[EXERCISE REQUIREMENTS] Extract all of the entries and give them again, word for word.

Data entries for graphics:
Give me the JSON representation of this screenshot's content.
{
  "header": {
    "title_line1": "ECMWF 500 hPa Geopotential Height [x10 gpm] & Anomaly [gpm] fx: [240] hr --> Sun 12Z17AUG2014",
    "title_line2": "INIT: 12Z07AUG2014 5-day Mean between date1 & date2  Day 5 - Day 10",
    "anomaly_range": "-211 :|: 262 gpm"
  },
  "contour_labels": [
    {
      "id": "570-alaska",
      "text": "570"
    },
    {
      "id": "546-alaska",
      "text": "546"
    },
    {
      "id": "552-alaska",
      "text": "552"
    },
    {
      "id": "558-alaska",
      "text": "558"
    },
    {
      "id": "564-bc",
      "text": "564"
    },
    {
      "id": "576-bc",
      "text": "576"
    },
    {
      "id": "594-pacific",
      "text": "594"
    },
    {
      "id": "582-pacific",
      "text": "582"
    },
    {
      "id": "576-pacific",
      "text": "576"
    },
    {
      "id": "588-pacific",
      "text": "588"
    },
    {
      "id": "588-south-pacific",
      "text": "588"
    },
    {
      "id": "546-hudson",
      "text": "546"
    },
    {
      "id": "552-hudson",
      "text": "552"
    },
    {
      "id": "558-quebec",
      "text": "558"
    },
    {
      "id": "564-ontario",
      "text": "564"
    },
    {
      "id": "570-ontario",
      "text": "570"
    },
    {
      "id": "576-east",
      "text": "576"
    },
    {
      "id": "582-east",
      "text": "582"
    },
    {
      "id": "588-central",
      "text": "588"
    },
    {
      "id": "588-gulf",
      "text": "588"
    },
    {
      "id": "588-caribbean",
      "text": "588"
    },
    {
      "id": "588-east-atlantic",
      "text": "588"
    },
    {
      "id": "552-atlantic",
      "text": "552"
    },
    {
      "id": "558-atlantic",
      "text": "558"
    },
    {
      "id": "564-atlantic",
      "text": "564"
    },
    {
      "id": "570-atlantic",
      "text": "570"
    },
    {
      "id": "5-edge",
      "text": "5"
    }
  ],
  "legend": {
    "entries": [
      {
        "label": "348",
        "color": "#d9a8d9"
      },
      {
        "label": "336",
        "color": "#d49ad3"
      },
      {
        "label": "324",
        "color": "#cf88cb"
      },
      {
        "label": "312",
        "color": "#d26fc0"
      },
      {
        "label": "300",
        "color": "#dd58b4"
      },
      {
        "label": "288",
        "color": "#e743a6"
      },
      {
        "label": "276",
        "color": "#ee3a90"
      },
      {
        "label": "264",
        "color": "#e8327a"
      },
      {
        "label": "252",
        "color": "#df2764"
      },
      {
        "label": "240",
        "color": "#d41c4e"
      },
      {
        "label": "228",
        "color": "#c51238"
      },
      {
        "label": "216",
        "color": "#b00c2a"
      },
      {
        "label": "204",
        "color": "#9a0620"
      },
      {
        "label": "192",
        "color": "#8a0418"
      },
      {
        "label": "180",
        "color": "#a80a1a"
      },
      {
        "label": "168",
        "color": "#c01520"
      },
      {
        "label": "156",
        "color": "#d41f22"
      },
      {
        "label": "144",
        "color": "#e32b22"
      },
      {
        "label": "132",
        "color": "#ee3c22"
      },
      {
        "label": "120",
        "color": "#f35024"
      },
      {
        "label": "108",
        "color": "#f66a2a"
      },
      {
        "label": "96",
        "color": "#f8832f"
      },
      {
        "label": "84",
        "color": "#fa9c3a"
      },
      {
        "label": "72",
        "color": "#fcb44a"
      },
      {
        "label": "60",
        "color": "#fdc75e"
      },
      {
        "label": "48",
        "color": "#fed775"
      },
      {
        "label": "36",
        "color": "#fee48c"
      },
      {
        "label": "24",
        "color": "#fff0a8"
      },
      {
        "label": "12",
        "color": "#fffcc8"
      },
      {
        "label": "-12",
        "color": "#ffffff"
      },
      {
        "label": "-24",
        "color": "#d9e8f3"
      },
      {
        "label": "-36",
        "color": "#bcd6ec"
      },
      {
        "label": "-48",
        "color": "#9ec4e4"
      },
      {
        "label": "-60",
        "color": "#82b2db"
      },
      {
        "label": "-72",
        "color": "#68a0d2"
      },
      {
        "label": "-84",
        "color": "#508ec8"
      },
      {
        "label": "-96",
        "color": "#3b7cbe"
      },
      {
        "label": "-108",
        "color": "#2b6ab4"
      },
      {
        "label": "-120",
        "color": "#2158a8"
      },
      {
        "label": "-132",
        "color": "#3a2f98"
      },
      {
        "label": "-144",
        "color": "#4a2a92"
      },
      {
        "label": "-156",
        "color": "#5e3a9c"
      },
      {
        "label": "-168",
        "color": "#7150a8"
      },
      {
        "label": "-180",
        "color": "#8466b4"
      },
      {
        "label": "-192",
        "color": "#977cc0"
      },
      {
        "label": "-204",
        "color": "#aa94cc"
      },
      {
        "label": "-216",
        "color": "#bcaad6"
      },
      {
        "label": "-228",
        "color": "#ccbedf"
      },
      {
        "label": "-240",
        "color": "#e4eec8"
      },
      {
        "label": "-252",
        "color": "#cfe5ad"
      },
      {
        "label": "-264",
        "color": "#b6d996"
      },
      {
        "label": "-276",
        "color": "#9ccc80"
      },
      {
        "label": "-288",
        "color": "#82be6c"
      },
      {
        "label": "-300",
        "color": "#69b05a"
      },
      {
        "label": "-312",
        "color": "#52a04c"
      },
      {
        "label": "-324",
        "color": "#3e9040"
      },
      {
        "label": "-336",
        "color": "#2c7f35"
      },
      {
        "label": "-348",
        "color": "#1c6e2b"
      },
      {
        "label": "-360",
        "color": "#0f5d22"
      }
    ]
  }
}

[TASK SOLUTION]
Give me the JSON representation of this screenshot's content.
{
  "header": {
    "title_line1": "ECMWF 500 hPa Geopotential Height [x10 gpm] & Anomaly [gpm] fx: [240] hr --> Sun 12Z17AUG2014",
    "title_line2": "INIT: 12Z07AUG2014 5-day Mean between date1 & date2  Day 5 - Day 10",
    "anomaly_range": "-211 :|: 262 gpm"
  },
  "contour_labels": [
    {
      "id": "570-alaska",
      "text": "570"
    },
    {
      "id": "546-alaska",
      "text": "546"
    },
    {
      "id": "552-alaska",
      "text": "552"
    },
    {
      "id": "558-alaska",
      "text": "558"
    },
    {
      "id": "564-bc",
      "text": "564"
    },
    {
      "id": "576-bc",
      "text": "576"
    },
    {
      "id": "594-pacific",
      "text": "594"
    },
    {
      "id": "582-pacific",
      "text": "582"
    },
    {
      "id": "576-pacific",
      "text": "576"
    },
    {
      "id": "588-pacific",
      "text": "588"
    },
    {
      "id": "588-south-pacific",
      "text": "588"
    },
    {
      "id": "546-hudson",
      "text": "546"
    },
    {
      "id": "552-hudson",
      "text": "552"
    },
    {
      "id": "558-quebec",
      "text": "558"
    },
    {
      "id": "564-ontario",
      "text": "564"
    },
    {
      "id": "570-ontario",
      "text": "570"
    },
    {
      "id": "576-east",
      "text": "576"
    },
    {
      "id": "582-east",
      "text": "582"
    },
    {
      "id": "588-central",
      "text": "588"
    },
    {
      "id": "588-gulf",
      "text": "588"
    },
    {
      "id": "588-caribbean",
      "text": "588"
    },
    {
      "id": "588-east-atlantic",
      "text": "588"
    },
    {
      "id": "552-atlantic",
      "text": "552"
    },
    {
      "id": "558-atlantic",
      "text": "558"
    },
    {
      "id": "564-atlantic",
      "text": "564"
    },
    {
      "id": "570-atlantic",
      "text": "570"
    },
    {
      "id": "5-edge",
      "text": "5"
    }
  ],
  "legend": {
    "entries": [
      {
        "label": "348",
        "color": "#d9a8d9"
      },
      {
        "label": "336",
        "color": "#d49ad3"
      },
      {
        "label": "324",
        "color": "#cf88cb"
      },
      {
        "label": "312",
        "color": "#d26fc0"
      },
      {
        "label": "300",
        "color": "#dd58b4"
      },
      {
        "label": "288",
        "color": "#e743a6"
      },
      {
        "label": "276",
        "color": "#ee3a90"
      },
      {
        "label": "264",
        "color": "#e8327a"
      },
      {
        "label": "252",
        "color": "#df2764"
      },
      {
        "label": "240",
        "color": "#d41c4e"
      },
      {
        "label": "228",
        "color": "#c51238"
      },
      {
        "label": "216",
        "color": "#b00c2a"
      },
      {
        "label": "204",
        "color": "#9a0620"
      },
      {
        "label": "192",
        "color": "#8a0418"
      },
      {
        "label": "180",
        "color": "#a80a1a"
      },
      {
        "label": "168",
        "color": "#c01520"
      },
      {
        "label": "156",
        "color": "#d41f22"
      },
      {
        "label": "144",
        "color": "#e32b22"
      },
      {
        "label": "132",
        "color": "#ee3c22"
      },
      {
        "label": "120",
        "color": "#f35024"
      },
      {
        "label": "108",
        "color": "#f66a2a"
      },
      {
        "label": "96",
        "color": "#f8832f"
      },
      {
        "label": "84",
        "color": "#fa9c3a"
      },
      {
        "label": "72",
        "color": "#fcb44a"
      },
      {
        "label": "60",
        "color": "#fdc75e"
      },
      {
        "label": "48",
        "color": "#fed775"
      },
      {
        "label": "36",
        "color": "#fee48c"
      },
      {
        "label": "24",
        "color": "#fff0a8"
      },
      {
        "label": "12",
        "color": "#fffcc8"
      },
      {
        "label": "-12",
        "color": "#ffffff"
      },
      {
        "label": "-24",
        "color": "#d9e8f3"
      },
      {
        "label": "-36",
        "color": "#bcd6ec"
      },
      {
        "label": "-48",
        "color": "#9ec4e4"
      },
      {
        "label": "-60",
        "color": "#82b2db"
      },
      {
        "label": "-72",
        "color": "#68a0d2"
      },
      {
        "label": "-84",
        "color": "#508ec8"
      },
      {
        "label": "-96",
        "color": "#3b7cbe"
      },
      {
        "label": "-108",
        "color": "#2b6ab4"
      },
      {
        "label": "-120",
        "color": "#2158a8"
      },
      {
        "label": "-132",
        "color": "#3a2f98"
      },
      {
        "label": "-144",
        "color": "#4a2a92"
      },
      {
        "label": "-156",
        "color": "#5e3a9c"
      },
      {
        "label": "-168",
        "color": "#7150a8"
      },
      {
        "label": "-180",
        "color": "#8466b4"
      },
      {
        "label": "-192",
        "color": "#977cc0"
      },
      {
        "label": "-204",
        "color": "#aa94cc"
      },
      {
        "label": "-216",
        "color": "#bcaad6"
      },
      {
        "label": "-228",
        "color": "#ccbedf"
      },
      {
        "label": "-240",
        "color": "#e4eec8"
      },
      {
        "label": "-252",
        "color": "#cfe5ad"
      },
      {
        "label": "-264",
        "color": "#b6d996"
      },
      {
        "label": "-276",
        "color": "#9ccc80"
      },
      {
        "label": "-288",
        "color": "#82be6c"
      },
      {
        "label": "-300",
        "color": "#69b05a"
      },
      {
        "label": "-312",
        "color": "#52a04c"
      },
      {
        "label": "-324",
        "color": "#3e9040"
      },
      {
        "label": "-336",
        "color": "#2c7f35"
      },
      {
        "label": "-348",
        "color": "#1c6e2b"
      },
      {
        "label": "-360",
        "color": "#0f5d22"
      }
    ]
  }
}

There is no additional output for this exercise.